Given task.
Go through the listing and set it down exactly, leaving out its pictures.

Dataset extract.
──────────
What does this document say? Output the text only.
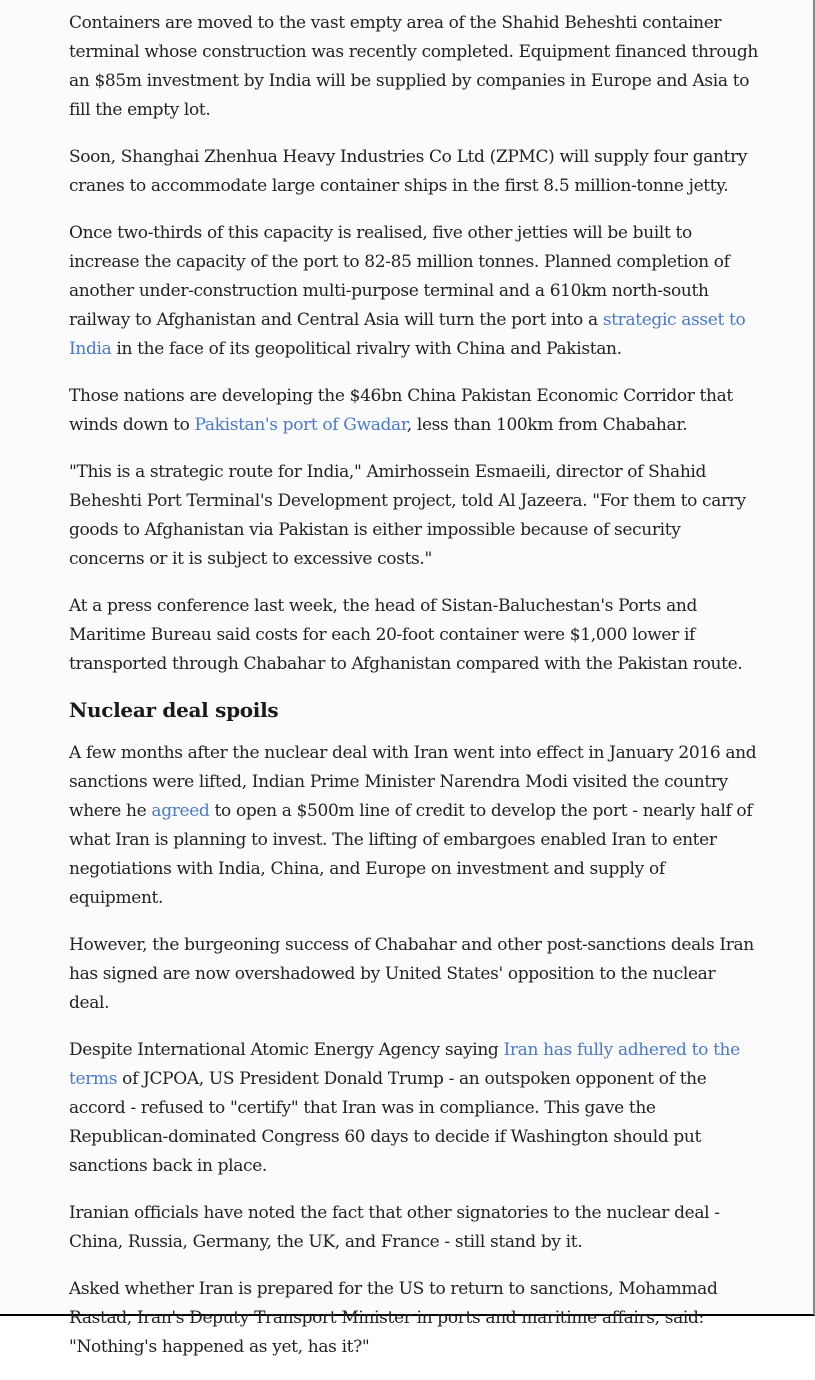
Containers are moved to the vast empty area of the Shahid Beheshti container terminal whose construction was recently completed. Equipment financed through an $85m investment by India will be supplied by companies in Europe and Asia to fill the empty lot.

Soon, Shanghai Zhenhua Heavy Industries Co Ltd (ZPMC) will supply four gantry cranes to accommodate large container ships in the first 8.5 million-tonne jetty.

Once two-thirds of this capacity is realised, five other jetties will be built to increase the capacity of the port to 82-85 million tonnes. Planned completion of another under-construction multi-purpose terminal and a 610km north-south railway to Afghanistan and Central Asia will turn the port into a strategic asset to India in the face of its geopolitical rivalry with China and Pakistan.

Those nations are developing the $46bn China Pakistan Economic Corridor that winds down to Pakistan's port of Gwadar, less than 100km from Chabahar.

"This is a strategic route for India," Amirhossein Esmaeili, director of Shahid Beheshti Port Terminal's Development project, told Al Jazeera. "For them to carry goods to Afghanistan via Pakistan is either impossible because of security concerns or it is subject to excessive costs."

At a press conference last week, the head of Sistan-Baluchestan's Ports and Maritime Bureau said costs for each 20-foot container were $1,000 lower if transported through Chabahar to Afghanistan compared with the Pakistan route.

Nuclear deal spoils

A few months after the nuclear deal with Iran went into effect in January 2016 and sanctions were lifted, Indian Prime Minister Narendra Modi visited the country where he agreed to open a $500m line of credit to develop the port - nearly half of what Iran is planning to invest. The lifting of embargoes enabled Iran to enter negotiations with India, China, and Europe on investment and supply of equipment.

However, the burgeoning success of Chabahar and other post-sanctions deals Iran has signed are now overshadowed by United States' opposition to the nuclear deal.

Despite International Atomic Energy Agency saying Iran has fully adhered to the terms of JCPOA, US President Donald Trump - an outspoken opponent of the accord - refused to "certify" that Iran was in compliance. This gave the Republican-dominated Congress 60 days to decide if Washington should put sanctions back in place.

Iranian officials have noted the fact that other signatories to the nuclear deal - China, Russia, Germany, the UK, and France - still stand by it.

Asked whether Iran is prepared for the US to return to sanctions, Mohammad Rastad, Iran's Deputy Transport Minister in ports and maritime affairs, said: "Nothing's happened as yet, has it?"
──────────
Problem solution.
What does this document say? Output the text only.
Containers are moved to the vast empty area of the Shahid Beheshti container terminal whose construction was recently completed. Equipment financed through an $85m investment by India will be supplied by companies in Europe and Asia to fill the empty lot.

Soon, Shanghai Zhenhua Heavy Industries Co Ltd (ZPMC) will supply four gantry cranes to accommodate large container ships in the first 8.5 million-tonne jetty.

Once two-thirds of this capacity is realised, five other jetties will be built to increase the capacity of the port to 82-85 million tonnes. Planned completion of another under-construction multi-purpose terminal and a 610km north-south railway to Afghanistan and Central Asia will turn the port into a strategic asset to India in the face of its geopolitical rivalry with China and Pakistan.

Those nations are developing the $46bn China Pakistan Economic Corridor that winds down to Pakistan's port of Gwadar, less than 100km from Chabahar.

"This is a strategic route for India," Amirhossein Esmaeili, director of Shahid Beheshti Port Terminal's Development project, told Al Jazeera. "For them to carry goods to Afghanistan via Pakistan is either impossible because of security concerns or it is subject to excessive costs."

At a press conference last week, the head of Sistan-Baluchestan's Ports and Maritime Bureau said costs for each 20-foot container were $1,000 lower if transported through Chabahar to Afghanistan compared with the Pakistan route.

Nuclear deal spoils

A few months after the nuclear deal with Iran went into effect in January 2016 and sanctions were lifted, Indian Prime Minister Narendra Modi visited the country where he agreed to open a $500m line of credit to develop the port - nearly half of what Iran is planning to invest. The lifting of embargoes enabled Iran to enter negotiations with India, China, and Europe on investment and supply of equipment.

However, the burgeoning success of Chabahar and other post-sanctions deals Iran has signed are now overshadowed by United States' opposition to the nuclear deal.

Despite International Atomic Energy Agency saying Iran has fully adhered to the terms of JCPOA, US President Donald Trump - an outspoken opponent of the accord - refused to "certify" that Iran was in compliance. This gave the Republican-dominated Congress 60 days to decide if Washington should put sanctions back in place.

Iranian officials have noted the fact that other signatories to the nuclear deal - China, Russia, Germany, the UK, and France - still stand by it.

Asked whether Iran is prepared for the US to return to sanctions, Mohammad Rastad, Iran's Deputy Transport Minister in ports and maritime affairs, said: "Nothing's happened as yet, has it?"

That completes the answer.